_PROBLEM DETAILS:_ Your copy of the material below should match it exactly, except that it holds no pictures.

_DATA LISTING:_
◇ ◇ ◇ ◇ ◇
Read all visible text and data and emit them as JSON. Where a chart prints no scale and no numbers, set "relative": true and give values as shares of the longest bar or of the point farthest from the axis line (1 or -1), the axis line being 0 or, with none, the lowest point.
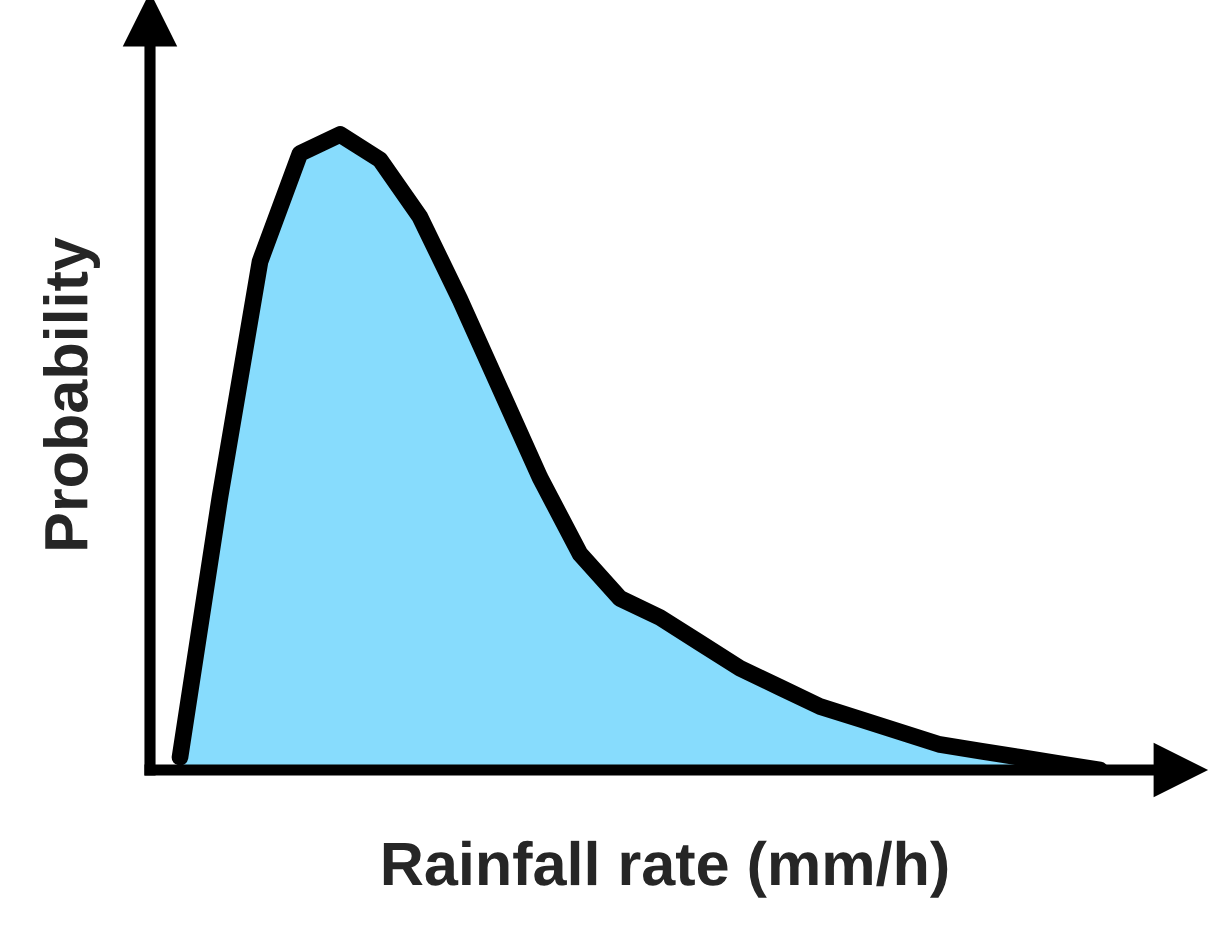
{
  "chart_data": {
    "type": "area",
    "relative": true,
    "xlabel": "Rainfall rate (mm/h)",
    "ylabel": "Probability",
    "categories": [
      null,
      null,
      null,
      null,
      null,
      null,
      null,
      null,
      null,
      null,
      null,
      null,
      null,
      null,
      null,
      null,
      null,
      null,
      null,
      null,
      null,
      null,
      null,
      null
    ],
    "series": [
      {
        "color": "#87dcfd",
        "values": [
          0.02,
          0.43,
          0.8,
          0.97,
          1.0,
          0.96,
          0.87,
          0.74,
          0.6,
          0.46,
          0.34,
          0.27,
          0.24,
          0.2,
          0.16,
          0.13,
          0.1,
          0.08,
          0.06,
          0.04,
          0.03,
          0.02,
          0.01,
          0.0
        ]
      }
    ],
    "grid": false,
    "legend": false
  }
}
◇ ◇ ◇ ◇ ◇
_FINISHED ANSWER:_
Read all visible text and data and emit them as JSON. Where a chart prints no scale and no numbers, set "relative": true and give values as shares of the longest bar or of the point farthest from the axis line (1 or -1), the axis line being 0 or, with none, the lowest point.
{
  "chart_data": {
    "type": "area",
    "relative": true,
    "xlabel": "Rainfall rate (mm/h)",
    "ylabel": "Probability",
    "categories": [
      null,
      null,
      null,
      null,
      null,
      null,
      null,
      null,
      null,
      null,
      null,
      null,
      null,
      null,
      null,
      null,
      null,
      null,
      null,
      null,
      null,
      null,
      null,
      null
    ],
    "series": [
      {
        "color": "#87dcfd",
        "values": [
          0.02,
          0.43,
          0.8,
          0.97,
          1.0,
          0.96,
          0.87,
          0.74,
          0.6,
          0.46,
          0.34,
          0.27,
          0.24,
          0.2,
          0.16,
          0.13,
          0.1,
          0.08,
          0.06,
          0.04,
          0.03,
          0.02,
          0.01,
          0.0
        ]
      }
    ],
    "grid": false,
    "legend": false
  }
}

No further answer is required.